**Dataset items**
=-=-=-=-=

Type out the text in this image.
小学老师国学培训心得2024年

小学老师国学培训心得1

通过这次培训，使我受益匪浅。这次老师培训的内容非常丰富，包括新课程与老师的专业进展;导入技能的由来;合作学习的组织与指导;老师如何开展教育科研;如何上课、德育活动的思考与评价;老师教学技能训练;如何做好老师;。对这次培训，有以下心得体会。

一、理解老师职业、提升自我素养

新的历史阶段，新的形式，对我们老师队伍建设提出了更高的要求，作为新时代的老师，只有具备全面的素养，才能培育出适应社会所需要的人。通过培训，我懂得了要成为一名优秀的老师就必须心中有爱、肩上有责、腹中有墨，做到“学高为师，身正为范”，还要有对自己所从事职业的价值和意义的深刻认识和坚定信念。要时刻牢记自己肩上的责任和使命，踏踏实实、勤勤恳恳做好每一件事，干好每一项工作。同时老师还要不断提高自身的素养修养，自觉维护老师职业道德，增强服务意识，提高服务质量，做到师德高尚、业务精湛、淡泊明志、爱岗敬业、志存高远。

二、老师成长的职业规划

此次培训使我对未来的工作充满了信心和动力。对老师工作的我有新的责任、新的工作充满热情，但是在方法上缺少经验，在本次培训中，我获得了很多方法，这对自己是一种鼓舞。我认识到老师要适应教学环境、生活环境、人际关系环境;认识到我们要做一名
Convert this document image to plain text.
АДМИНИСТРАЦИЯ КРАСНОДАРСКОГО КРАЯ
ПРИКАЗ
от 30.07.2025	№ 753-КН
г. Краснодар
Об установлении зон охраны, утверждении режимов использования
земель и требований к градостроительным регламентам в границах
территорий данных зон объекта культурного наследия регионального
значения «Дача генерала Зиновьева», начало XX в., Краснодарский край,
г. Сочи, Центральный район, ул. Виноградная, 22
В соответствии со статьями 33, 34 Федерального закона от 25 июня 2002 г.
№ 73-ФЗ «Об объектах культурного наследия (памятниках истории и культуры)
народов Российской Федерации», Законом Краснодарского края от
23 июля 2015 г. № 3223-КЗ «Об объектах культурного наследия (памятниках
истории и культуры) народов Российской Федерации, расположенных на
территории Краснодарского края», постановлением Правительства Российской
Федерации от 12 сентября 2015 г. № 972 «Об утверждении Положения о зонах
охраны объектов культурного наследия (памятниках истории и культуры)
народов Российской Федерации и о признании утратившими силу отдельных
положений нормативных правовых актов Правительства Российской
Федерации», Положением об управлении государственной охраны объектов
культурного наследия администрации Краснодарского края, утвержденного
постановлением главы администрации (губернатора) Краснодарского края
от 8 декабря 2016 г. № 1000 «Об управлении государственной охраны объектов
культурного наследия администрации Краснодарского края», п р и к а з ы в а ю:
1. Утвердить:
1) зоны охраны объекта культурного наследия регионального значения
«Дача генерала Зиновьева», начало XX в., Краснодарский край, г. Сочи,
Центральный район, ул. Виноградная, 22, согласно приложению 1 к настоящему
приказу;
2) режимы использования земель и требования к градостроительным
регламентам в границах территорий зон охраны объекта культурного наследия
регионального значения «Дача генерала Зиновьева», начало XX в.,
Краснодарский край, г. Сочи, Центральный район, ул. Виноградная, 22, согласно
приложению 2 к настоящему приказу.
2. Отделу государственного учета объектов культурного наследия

=-=-=-=-=

**Aim**
Set down the listing above in full, please, exactly as it appears.

**Response to this exercise**
Type out the text in this image.
小学老师国学培训心得2024年

小学老师国学培训心得1

通过这次培训，使我受益匪浅。这次老师培训的内容非常丰富，包括新课程与老师的专业进展;导入技能的由来;合作学习的组织与指导;老师如何开展教育科研;如何上课、德育活动的思考与评价;老师教学技能训练;如何做好老师;。对这次培训，有以下心得体会。

一、理解老师职业、提升自我素养

新的历史阶段，新的形式，对我们老师队伍建设提出了更高的要求，作为新时代的老师，只有具备全面的素养，才能培育出适应社会所需要的人。通过培训，我懂得了要成为一名优秀的老师就必须心中有爱、肩上有责、腹中有墨，做到“学高为师，身正为范”，还要有对自己所从事职业的价值和意义的深刻认识和坚定信念。要时刻牢记自己肩上的责任和使命，踏踏实实、勤勤恳恳做好每一件事，干好每一项工作。同时老师还要不断提高自身的素养修养，自觉维护老师职业道德，增强服务意识，提高服务质量，做到师德高尚、业务精湛、淡泊明志、爱岗敬业、志存高远。

二、老师成长的职业规划

此次培训使我对未来的工作充满了信心和动力。对老师工作的我有新的责任、新的工作充满热情，但是在方法上缺少经验，在本次培训中，我获得了很多方法，这对自己是一种鼓舞。我认识到老师要适应教学环境、生活环境、人际关系环境;认识到我们要做一名
Convert this document image to plain text.
АДМИНИСТРАЦИЯ КРАСНОДАРСКОГО КРАЯ
ПРИКАЗ
от 30.07.2025	№ 753-КН
г. Краснодар
Об установлении зон охраны, утверждении режимов использования
земель и требований к градостроительным регламентам в границах
территорий данных зон объекта культурного наследия регионального
значения «Дача генерала Зиновьева», начало XX в., Краснодарский край,
г. Сочи, Центральный район, ул. Виноградная, 22
В соответствии со статьями 33, 34 Федерального закона от 25 июня 2002 г.
№ 73-ФЗ «Об объектах культурного наследия (памятниках истории и культуры)
народов Российской Федерации», Законом Краснодарского края от
23 июля 2015 г. № 3223-КЗ «Об объектах культурного наследия (памятниках
истории и культуры) народов Российской Федерации, расположенных на
территории Краснодарского края», постановлением Правительства Российской
Федерации от 12 сентября 2015 г. № 972 «Об утверждении Положения о зонах
охраны объектов культурного наследия (памятниках истории и культуры)
народов Российской Федерации и о признании утратившими силу отдельных
положений нормативных правовых актов Правительства Российской
Федерации», Положением об управлении государственной охраны объектов
культурного наследия администрации Краснодарского края, утвержденного
постановлением главы администрации (губернатора) Краснодарского края
от 8 декабря 2016 г. № 1000 «Об управлении государственной охраны объектов
культурного наследия администрации Краснодарского края», п р и к а з ы в а ю:
1. Утвердить:
1) зоны охраны объекта культурного наследия регионального значения
«Дача генерала Зиновьева», начало XX в., Краснодарский край, г. Сочи,
Центральный район, ул. Виноградная, 22, согласно приложению 1 к настоящему
приказу;
2) режимы использования земель и требования к градостроительным
регламентам в границах территорий зон охраны объекта культурного наследия
регионального значения «Дача генерала Зиновьева», начало XX в.,
Краснодарский край, г. Сочи, Центральный район, ул. Виноградная, 22, согласно
приложению 2 к настоящему приказу.
2. Отделу государственного учета объектов культурного наследия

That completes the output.